• _Job_
Report how many lines contain the word "Sulfate"; answer with the number only.

• _Given entries_
○ ○ ○
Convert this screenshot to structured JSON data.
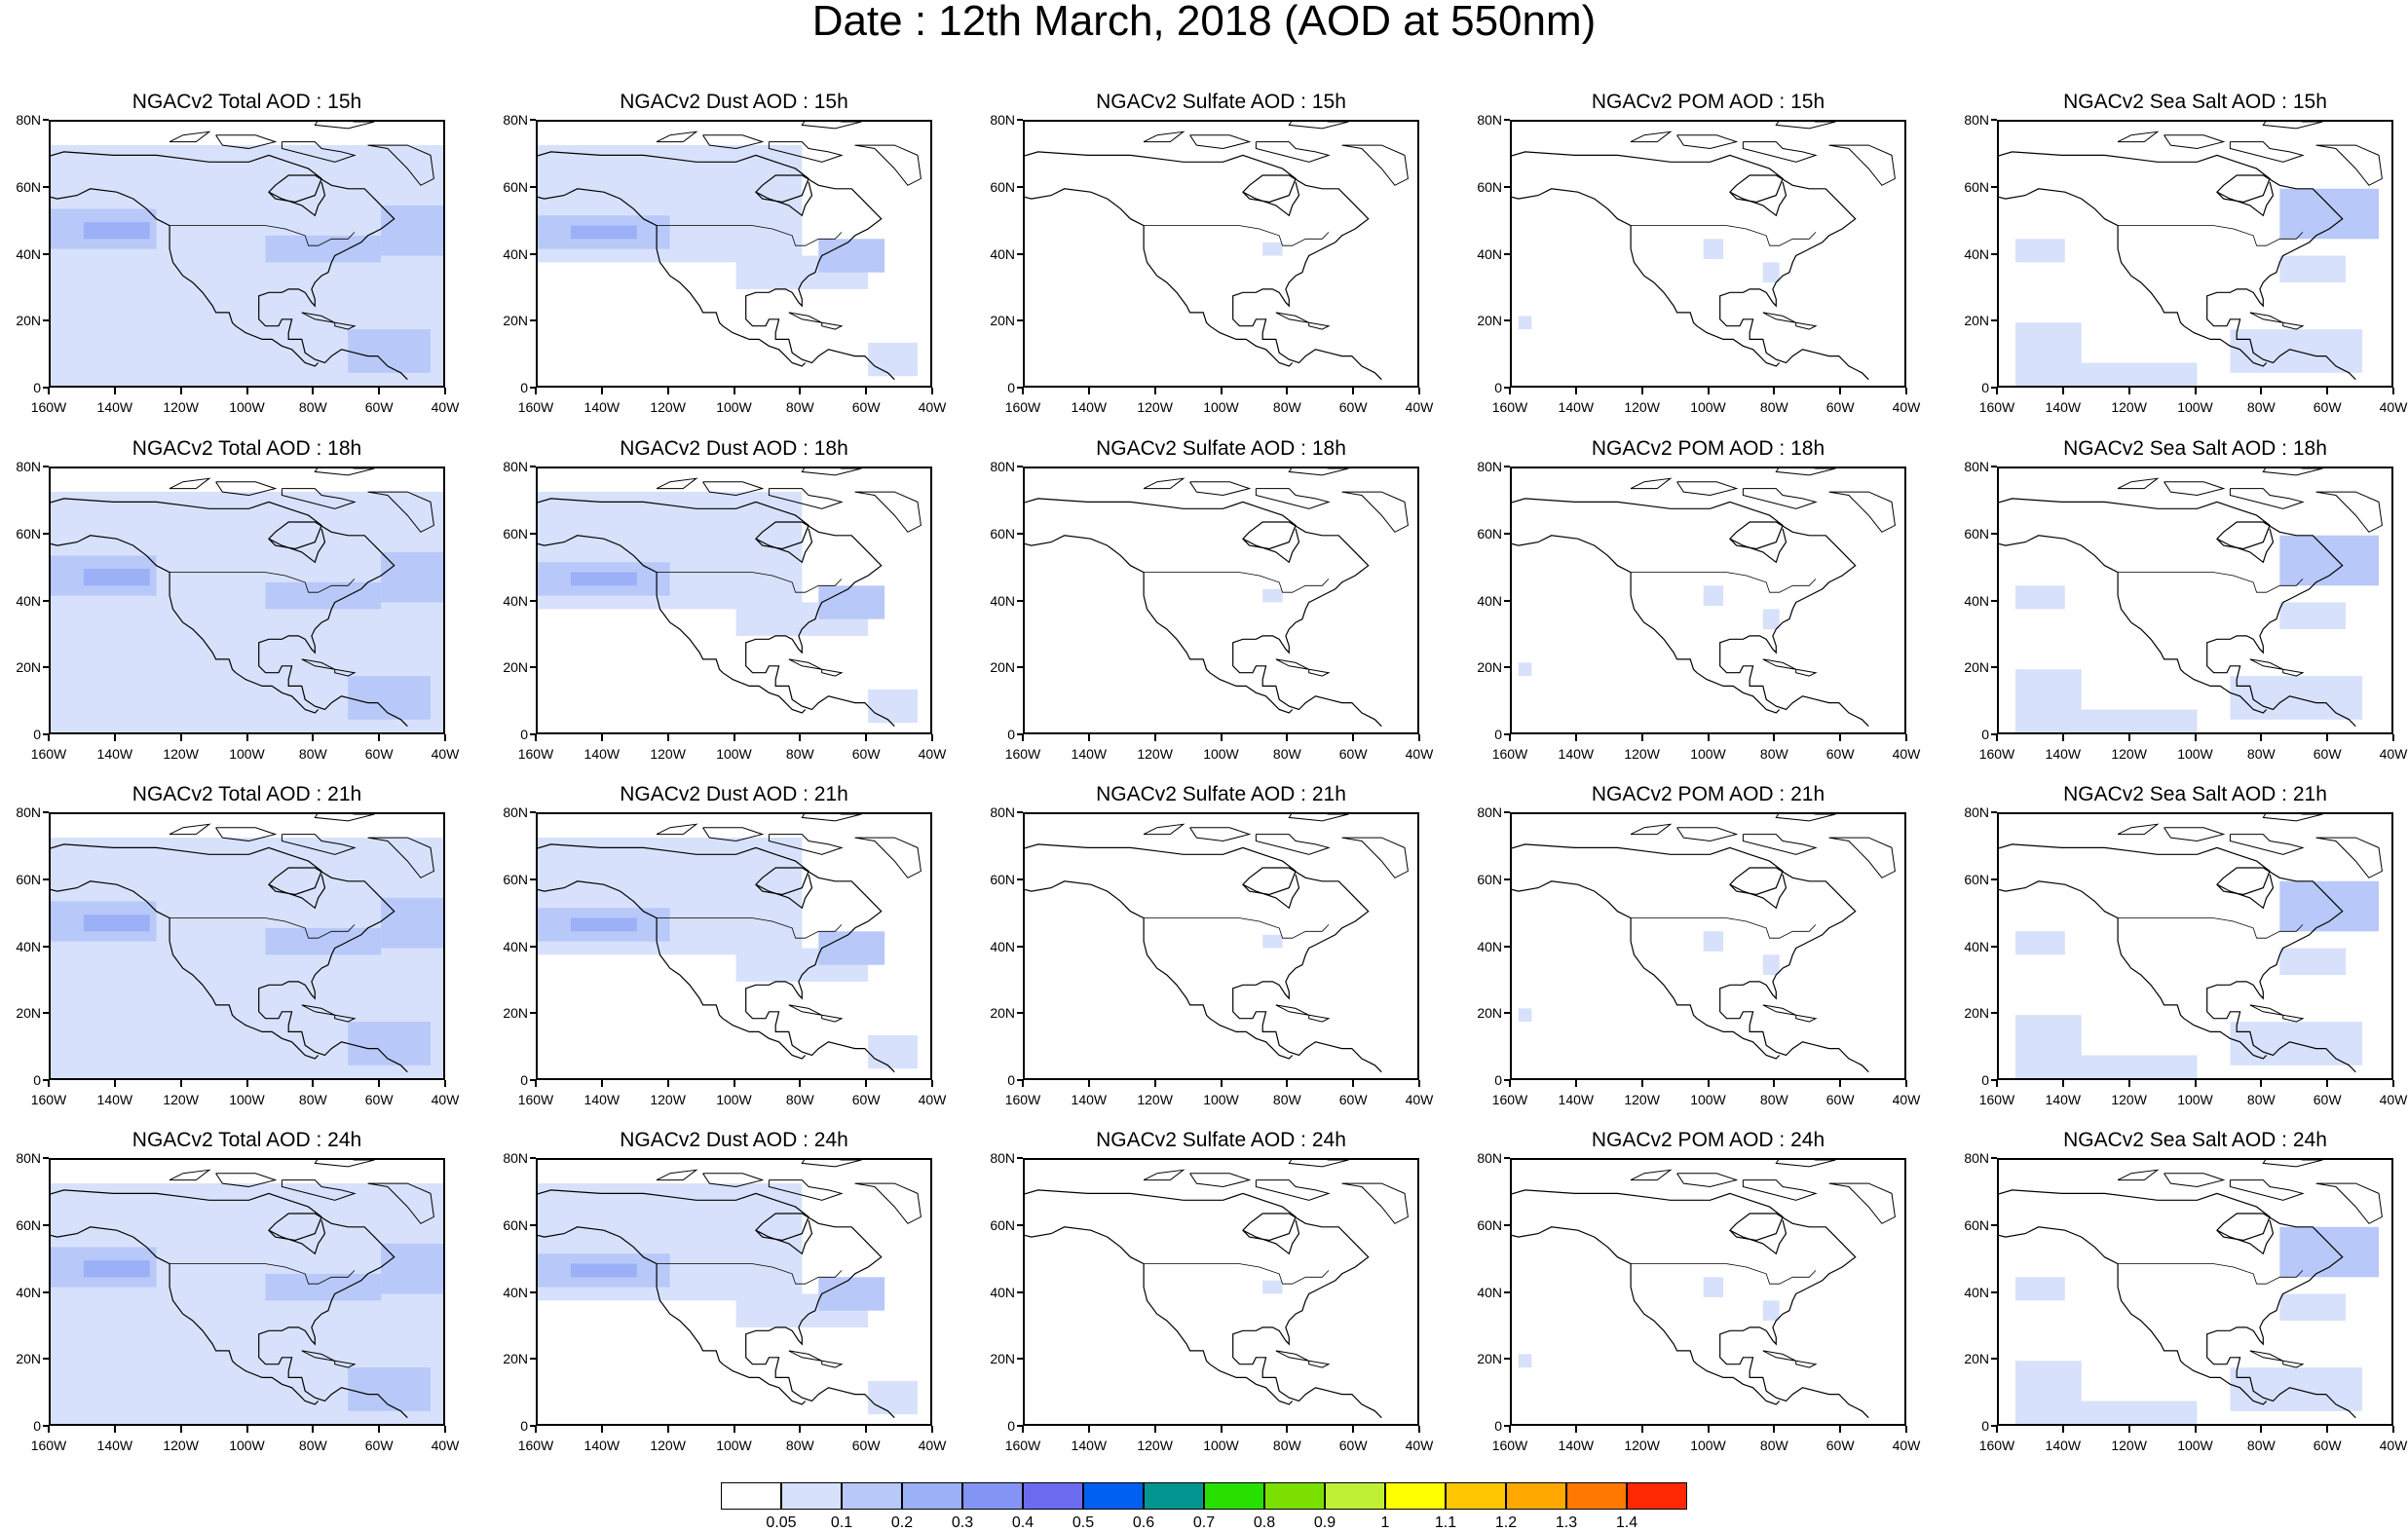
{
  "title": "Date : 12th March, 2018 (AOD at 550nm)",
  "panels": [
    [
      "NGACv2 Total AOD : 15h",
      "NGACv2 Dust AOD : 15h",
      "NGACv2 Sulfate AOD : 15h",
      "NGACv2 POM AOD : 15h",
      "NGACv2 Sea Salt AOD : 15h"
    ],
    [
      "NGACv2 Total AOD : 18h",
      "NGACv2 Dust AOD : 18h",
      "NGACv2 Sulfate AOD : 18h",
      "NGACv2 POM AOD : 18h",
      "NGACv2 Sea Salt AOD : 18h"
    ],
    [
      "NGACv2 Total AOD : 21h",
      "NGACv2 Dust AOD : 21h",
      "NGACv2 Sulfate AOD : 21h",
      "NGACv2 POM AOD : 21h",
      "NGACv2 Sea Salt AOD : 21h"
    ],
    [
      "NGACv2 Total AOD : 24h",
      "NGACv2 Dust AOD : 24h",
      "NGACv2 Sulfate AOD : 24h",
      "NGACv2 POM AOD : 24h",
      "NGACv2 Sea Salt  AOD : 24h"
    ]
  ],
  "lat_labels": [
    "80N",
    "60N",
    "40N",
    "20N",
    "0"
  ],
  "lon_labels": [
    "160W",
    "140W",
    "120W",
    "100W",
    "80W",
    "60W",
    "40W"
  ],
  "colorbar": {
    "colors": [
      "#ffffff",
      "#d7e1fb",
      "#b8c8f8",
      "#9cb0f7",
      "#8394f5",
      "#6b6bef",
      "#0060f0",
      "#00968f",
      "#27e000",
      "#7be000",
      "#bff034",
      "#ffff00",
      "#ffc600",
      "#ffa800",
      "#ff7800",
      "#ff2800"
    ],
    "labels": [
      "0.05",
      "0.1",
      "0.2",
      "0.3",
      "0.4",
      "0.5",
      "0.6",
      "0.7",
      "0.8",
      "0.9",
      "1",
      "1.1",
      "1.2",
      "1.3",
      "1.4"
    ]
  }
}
○ ○ ○
• _Task answer_
4